» TASK GOAL: Give the number of lines that hold the string "zona". Nothing else is needed.

_ _ _

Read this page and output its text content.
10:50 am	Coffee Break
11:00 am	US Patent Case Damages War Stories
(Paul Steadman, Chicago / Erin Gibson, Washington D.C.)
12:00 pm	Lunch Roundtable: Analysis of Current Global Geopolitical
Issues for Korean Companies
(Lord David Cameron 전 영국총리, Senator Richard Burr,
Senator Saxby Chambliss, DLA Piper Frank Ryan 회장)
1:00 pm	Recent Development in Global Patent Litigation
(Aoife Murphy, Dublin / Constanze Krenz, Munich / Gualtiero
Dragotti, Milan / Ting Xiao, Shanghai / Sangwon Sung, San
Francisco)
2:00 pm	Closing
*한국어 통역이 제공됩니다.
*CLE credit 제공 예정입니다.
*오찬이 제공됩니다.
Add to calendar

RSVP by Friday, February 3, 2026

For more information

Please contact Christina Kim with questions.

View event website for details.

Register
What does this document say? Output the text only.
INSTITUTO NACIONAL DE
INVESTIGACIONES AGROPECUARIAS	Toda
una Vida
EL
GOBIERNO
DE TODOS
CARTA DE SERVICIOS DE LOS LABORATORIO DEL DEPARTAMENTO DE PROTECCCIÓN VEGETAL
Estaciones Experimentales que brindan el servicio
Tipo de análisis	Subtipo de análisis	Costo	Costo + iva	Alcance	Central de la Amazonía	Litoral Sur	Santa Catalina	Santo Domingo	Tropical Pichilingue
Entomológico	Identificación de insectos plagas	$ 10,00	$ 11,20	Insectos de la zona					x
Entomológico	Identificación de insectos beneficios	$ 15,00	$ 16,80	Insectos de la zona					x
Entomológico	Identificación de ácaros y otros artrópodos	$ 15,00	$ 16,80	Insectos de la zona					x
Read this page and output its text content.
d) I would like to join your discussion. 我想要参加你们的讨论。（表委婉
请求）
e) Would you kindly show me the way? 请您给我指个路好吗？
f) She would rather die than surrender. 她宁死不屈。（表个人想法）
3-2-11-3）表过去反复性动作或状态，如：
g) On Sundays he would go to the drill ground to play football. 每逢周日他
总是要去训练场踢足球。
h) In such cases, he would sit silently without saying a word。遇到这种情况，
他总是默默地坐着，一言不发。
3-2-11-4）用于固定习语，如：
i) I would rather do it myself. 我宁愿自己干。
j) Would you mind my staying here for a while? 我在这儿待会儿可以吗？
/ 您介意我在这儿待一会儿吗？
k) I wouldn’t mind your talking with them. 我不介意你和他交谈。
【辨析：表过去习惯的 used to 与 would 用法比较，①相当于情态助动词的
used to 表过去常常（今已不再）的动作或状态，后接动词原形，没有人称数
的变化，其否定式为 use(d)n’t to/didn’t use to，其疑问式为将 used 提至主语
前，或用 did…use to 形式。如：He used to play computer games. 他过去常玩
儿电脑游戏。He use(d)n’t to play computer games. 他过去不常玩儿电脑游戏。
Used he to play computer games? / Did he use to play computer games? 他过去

_ _ _

» WRITTEN REPLY: 3